Start of Information supplied

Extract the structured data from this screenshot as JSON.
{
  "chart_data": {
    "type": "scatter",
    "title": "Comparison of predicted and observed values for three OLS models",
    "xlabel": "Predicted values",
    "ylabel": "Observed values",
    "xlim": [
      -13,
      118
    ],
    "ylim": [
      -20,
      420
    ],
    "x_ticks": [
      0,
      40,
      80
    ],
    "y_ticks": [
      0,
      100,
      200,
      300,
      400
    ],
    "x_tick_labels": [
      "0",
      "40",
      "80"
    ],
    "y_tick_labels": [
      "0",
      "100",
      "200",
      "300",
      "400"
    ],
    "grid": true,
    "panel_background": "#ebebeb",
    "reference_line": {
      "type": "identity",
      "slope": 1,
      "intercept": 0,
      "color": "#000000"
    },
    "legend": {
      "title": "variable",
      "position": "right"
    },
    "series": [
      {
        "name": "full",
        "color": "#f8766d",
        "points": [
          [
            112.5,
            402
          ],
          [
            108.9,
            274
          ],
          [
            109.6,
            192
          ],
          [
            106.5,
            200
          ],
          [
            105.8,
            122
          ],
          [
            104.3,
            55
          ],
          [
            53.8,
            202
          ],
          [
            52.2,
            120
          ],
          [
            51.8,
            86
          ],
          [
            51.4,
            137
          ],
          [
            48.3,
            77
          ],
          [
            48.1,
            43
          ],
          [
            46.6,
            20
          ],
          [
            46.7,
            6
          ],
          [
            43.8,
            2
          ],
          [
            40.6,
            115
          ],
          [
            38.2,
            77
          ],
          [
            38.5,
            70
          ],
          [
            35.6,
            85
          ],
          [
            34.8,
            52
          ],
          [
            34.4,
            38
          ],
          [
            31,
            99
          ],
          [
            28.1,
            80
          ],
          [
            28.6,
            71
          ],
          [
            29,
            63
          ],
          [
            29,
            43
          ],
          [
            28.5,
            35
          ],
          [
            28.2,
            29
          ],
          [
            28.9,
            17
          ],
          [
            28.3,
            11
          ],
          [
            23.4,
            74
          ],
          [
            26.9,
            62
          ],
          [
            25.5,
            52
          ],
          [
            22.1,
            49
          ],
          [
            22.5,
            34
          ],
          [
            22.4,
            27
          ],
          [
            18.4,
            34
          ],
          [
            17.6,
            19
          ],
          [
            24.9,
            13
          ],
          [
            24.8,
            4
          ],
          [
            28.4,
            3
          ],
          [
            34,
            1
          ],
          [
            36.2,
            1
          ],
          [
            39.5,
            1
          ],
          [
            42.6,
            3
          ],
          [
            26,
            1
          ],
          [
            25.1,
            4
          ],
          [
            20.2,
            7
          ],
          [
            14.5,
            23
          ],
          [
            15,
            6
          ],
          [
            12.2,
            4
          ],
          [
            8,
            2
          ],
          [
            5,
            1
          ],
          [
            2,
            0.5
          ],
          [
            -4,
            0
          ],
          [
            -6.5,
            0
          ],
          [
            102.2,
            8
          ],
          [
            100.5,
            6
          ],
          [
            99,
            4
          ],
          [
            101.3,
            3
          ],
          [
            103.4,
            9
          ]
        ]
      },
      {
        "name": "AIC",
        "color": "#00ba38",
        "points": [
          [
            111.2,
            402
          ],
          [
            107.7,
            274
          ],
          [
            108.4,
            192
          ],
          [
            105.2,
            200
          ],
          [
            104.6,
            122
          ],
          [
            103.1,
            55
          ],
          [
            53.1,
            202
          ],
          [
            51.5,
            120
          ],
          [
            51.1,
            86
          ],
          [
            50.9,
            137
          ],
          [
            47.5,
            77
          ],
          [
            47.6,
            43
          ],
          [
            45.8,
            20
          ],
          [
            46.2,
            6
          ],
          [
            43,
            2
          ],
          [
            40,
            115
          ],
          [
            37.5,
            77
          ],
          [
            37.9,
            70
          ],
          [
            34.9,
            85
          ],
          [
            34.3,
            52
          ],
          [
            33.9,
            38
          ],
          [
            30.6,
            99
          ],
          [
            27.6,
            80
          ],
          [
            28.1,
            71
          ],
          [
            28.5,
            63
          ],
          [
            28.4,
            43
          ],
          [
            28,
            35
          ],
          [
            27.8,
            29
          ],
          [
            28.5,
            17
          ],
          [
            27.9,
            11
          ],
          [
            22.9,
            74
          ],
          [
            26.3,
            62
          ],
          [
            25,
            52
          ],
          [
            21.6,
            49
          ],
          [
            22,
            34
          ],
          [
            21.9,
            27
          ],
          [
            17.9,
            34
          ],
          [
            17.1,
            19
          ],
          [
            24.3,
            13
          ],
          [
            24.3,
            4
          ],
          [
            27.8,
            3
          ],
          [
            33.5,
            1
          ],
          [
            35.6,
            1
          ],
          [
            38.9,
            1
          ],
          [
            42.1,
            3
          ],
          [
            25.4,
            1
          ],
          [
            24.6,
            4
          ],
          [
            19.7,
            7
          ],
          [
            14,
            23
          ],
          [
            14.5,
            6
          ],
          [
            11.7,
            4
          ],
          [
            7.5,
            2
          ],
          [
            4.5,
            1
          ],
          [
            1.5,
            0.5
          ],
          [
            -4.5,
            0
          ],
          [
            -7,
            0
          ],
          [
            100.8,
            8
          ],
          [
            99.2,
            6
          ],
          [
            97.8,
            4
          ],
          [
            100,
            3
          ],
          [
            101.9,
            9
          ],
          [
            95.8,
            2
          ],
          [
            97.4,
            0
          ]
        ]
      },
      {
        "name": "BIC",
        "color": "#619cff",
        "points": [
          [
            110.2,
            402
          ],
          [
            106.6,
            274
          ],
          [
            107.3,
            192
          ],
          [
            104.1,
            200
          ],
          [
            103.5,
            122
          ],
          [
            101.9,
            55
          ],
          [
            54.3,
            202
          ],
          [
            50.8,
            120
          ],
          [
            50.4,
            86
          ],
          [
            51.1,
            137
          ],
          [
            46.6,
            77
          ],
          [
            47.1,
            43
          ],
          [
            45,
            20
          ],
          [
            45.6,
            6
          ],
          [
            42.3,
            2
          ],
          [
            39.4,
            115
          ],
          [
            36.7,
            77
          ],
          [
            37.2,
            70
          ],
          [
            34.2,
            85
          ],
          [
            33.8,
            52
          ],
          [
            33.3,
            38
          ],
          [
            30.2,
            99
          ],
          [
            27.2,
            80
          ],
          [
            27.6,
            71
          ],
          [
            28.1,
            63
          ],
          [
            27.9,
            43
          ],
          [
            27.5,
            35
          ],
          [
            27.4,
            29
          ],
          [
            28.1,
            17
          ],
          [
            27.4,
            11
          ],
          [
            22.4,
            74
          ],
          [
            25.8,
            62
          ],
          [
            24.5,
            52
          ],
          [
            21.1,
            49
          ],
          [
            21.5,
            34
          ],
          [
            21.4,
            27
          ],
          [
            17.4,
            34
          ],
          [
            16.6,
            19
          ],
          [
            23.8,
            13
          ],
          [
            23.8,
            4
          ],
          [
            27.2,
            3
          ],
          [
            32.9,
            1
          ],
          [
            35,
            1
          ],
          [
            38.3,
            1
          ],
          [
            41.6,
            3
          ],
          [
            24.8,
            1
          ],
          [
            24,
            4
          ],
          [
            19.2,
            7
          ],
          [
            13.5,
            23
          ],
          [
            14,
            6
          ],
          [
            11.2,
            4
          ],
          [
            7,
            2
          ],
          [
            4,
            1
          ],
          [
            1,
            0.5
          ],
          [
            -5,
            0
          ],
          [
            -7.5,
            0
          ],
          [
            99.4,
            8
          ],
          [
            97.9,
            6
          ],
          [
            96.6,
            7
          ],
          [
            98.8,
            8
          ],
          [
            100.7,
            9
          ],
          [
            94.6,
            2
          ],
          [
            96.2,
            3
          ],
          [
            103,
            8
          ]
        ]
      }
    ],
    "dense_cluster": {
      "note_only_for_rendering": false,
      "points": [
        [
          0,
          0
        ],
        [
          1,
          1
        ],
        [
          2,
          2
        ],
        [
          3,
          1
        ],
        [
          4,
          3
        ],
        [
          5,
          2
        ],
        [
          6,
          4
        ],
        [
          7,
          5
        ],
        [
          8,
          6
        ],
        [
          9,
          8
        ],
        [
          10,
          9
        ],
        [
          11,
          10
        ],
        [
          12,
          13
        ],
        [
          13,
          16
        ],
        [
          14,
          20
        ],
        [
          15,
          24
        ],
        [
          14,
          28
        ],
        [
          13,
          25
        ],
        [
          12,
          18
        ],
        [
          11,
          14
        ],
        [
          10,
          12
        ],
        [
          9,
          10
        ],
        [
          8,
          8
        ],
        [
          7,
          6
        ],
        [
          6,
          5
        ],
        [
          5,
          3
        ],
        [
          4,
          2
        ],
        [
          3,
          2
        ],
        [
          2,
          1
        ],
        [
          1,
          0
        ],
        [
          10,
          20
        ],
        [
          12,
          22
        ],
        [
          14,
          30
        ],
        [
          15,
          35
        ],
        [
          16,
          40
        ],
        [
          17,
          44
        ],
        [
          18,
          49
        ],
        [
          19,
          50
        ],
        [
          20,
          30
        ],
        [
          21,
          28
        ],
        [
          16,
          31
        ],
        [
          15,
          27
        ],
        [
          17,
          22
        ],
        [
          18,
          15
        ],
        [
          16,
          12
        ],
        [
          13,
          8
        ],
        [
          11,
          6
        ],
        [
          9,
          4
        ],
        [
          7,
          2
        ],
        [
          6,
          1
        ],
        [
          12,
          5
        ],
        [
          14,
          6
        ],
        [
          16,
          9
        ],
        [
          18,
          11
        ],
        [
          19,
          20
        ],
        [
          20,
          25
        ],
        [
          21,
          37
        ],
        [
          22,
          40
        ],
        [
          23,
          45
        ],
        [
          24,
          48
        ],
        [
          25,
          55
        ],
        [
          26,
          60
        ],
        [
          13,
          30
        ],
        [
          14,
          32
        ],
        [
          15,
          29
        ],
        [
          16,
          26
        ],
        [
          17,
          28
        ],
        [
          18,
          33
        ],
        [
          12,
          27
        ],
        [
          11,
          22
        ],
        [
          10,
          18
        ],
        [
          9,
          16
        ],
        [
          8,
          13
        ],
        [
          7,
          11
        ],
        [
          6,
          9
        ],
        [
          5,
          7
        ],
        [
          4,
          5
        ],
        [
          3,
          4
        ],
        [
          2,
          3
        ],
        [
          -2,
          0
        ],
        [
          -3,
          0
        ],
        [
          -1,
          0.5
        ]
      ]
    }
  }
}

End of Information supplied

### Exercise description
From the entries above, extract every line where the word "color" appears.

### Completed exercise
      "color": "#000000"
        "color": "#f8766d",
        "color": "#00ba38",
        "color": "#619cff",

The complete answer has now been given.